### [Exercise]
The records below are made of lines; count those holding the word "Sacramento" and give the number only.

(Extracted data entries)
— START —

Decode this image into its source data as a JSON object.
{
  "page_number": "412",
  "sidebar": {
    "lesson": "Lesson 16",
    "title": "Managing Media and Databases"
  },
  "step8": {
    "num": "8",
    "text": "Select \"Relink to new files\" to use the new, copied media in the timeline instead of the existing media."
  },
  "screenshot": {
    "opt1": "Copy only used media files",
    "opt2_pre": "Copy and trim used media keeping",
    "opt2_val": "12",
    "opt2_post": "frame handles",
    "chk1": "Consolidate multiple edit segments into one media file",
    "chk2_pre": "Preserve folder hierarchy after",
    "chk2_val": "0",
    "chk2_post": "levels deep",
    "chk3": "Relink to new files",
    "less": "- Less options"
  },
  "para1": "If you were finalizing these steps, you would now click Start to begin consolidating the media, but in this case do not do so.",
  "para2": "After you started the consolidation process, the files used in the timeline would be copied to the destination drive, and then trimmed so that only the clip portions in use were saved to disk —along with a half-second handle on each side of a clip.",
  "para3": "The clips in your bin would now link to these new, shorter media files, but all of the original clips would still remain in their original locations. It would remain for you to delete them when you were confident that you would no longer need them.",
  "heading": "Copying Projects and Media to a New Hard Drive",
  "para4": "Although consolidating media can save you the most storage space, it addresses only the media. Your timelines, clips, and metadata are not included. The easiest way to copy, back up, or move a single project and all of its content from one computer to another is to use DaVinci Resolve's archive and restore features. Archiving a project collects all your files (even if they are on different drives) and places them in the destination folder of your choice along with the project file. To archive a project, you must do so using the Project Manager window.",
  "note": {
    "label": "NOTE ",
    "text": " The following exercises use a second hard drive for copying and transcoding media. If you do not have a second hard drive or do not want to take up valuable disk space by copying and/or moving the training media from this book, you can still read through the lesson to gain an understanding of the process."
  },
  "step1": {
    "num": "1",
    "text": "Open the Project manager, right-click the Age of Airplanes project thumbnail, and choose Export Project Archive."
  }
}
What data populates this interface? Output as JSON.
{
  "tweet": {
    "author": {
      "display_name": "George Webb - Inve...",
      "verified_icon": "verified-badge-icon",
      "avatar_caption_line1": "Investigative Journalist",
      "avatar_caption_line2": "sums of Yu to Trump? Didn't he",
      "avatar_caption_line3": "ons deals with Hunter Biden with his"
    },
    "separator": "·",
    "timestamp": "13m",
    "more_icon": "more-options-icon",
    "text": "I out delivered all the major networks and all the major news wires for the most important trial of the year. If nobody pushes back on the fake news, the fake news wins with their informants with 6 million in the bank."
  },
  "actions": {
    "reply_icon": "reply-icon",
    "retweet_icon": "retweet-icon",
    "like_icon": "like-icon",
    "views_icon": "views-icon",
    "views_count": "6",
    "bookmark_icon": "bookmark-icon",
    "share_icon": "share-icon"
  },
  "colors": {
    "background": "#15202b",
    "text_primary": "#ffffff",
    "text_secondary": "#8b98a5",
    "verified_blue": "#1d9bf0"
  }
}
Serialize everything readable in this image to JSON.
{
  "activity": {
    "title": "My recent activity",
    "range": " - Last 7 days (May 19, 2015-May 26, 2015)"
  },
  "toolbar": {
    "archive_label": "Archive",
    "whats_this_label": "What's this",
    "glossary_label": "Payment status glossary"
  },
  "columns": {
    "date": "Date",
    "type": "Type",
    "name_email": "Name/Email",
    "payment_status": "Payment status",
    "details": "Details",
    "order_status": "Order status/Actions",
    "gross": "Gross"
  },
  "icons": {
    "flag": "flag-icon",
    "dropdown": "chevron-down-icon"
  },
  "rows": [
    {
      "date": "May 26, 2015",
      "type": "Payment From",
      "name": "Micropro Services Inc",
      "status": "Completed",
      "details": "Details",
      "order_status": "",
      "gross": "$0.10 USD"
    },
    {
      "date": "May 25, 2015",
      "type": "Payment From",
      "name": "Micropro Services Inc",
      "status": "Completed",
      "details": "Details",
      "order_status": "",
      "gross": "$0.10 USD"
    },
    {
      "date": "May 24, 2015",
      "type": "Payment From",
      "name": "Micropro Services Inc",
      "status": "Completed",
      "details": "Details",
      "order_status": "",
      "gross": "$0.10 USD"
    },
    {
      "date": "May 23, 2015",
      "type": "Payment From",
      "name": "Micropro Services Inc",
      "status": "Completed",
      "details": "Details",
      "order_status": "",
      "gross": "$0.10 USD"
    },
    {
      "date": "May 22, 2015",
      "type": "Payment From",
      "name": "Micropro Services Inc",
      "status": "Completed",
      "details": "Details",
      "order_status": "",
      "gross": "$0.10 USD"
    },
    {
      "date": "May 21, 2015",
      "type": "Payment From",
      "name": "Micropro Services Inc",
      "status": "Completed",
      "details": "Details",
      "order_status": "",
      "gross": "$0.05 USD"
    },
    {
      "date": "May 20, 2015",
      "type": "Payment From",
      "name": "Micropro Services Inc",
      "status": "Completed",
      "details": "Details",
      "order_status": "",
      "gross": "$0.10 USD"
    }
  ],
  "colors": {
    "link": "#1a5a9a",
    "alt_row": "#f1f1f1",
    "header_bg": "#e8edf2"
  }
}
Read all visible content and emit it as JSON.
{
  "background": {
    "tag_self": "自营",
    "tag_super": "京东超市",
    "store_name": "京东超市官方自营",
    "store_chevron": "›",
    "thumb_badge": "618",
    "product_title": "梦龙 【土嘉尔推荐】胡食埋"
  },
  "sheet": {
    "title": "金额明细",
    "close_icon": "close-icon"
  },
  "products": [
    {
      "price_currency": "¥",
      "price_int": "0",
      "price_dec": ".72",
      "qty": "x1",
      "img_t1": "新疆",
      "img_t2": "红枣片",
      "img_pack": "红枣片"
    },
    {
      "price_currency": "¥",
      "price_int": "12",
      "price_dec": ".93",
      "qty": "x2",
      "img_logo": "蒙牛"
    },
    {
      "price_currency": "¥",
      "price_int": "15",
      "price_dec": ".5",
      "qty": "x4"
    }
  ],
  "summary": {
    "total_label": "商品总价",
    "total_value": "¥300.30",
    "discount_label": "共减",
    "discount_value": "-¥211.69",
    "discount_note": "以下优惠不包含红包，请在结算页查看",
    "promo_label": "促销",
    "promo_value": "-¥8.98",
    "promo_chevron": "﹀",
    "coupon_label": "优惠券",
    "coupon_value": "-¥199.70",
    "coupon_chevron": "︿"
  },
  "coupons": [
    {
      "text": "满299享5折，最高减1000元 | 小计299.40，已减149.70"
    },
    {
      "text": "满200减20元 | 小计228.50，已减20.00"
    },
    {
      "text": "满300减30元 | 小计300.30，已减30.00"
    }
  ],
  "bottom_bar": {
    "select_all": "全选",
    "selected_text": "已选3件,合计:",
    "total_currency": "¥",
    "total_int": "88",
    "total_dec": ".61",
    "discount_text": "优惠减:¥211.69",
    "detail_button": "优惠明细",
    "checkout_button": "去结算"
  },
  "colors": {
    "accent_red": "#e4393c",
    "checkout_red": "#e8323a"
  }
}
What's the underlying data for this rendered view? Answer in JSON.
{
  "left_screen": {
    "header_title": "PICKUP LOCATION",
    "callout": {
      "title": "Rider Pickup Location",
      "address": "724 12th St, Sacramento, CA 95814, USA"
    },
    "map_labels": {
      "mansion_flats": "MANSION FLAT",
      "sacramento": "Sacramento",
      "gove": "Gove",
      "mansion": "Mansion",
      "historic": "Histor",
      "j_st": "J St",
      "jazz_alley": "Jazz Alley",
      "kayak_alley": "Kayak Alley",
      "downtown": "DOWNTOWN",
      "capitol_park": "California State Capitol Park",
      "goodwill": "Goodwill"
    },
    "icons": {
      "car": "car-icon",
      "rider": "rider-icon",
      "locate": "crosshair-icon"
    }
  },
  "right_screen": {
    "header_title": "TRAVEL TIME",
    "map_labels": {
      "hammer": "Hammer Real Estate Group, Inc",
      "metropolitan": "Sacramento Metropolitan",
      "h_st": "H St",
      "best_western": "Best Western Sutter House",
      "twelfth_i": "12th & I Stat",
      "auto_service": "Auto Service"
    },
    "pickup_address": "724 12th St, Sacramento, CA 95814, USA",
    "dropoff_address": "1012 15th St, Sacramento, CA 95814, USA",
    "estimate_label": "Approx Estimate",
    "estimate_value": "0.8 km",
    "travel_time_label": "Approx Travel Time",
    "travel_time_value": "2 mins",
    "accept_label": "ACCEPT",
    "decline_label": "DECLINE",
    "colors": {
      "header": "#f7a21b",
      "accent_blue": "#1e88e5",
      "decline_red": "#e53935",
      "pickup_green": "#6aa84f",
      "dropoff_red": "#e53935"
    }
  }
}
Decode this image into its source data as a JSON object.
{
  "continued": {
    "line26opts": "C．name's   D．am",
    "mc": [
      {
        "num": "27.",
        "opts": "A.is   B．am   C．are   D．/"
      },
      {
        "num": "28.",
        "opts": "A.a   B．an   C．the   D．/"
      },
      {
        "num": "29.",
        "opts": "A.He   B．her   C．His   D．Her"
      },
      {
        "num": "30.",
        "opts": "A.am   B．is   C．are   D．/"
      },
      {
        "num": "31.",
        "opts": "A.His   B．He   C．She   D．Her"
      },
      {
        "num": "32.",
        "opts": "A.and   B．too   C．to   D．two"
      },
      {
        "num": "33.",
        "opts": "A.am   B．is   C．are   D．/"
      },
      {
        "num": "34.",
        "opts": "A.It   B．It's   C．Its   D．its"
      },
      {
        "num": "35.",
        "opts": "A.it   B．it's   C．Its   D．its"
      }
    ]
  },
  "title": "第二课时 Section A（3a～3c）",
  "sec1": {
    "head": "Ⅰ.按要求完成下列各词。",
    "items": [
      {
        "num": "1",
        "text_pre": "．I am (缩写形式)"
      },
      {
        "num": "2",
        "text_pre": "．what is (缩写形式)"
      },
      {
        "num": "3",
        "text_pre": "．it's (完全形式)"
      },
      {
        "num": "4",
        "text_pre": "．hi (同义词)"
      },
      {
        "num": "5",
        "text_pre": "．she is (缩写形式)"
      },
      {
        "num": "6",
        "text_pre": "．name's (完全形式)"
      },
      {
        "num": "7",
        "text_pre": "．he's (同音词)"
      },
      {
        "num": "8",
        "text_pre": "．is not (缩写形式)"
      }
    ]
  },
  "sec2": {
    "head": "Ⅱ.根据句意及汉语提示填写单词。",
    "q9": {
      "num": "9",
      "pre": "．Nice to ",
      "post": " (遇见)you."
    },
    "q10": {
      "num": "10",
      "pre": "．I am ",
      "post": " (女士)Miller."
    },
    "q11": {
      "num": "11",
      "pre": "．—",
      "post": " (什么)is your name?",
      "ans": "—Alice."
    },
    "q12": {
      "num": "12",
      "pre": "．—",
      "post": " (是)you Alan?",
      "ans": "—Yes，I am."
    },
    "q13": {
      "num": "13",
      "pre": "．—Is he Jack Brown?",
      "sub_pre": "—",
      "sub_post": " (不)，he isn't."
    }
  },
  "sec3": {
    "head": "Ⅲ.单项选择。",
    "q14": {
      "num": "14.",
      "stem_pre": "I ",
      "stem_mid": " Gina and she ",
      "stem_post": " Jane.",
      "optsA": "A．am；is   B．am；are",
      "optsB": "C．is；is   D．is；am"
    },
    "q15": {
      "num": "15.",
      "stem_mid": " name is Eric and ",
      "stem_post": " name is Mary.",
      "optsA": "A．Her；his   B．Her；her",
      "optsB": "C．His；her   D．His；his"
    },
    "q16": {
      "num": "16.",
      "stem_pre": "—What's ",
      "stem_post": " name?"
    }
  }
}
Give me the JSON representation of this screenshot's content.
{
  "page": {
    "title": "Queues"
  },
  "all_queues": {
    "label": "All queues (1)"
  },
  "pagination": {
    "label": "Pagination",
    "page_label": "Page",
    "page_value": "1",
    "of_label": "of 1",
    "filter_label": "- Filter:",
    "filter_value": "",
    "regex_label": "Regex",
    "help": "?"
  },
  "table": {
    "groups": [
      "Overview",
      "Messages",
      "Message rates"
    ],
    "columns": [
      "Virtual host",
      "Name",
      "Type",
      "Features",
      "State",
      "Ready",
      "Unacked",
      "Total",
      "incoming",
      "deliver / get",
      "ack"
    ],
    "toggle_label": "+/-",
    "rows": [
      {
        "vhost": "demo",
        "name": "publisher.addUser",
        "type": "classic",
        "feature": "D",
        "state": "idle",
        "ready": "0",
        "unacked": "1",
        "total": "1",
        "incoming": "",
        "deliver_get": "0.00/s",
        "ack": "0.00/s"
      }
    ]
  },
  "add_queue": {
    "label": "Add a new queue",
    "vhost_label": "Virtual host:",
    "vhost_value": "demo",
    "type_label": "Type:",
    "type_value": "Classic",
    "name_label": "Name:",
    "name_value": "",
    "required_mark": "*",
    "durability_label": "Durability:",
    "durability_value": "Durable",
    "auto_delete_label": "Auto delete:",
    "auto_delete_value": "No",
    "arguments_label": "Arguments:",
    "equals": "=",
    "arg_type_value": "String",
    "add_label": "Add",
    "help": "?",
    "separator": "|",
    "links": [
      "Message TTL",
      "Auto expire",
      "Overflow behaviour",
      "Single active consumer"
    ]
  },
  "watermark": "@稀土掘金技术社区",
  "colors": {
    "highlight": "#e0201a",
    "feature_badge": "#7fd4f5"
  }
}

— END —

### [Finished answer]
5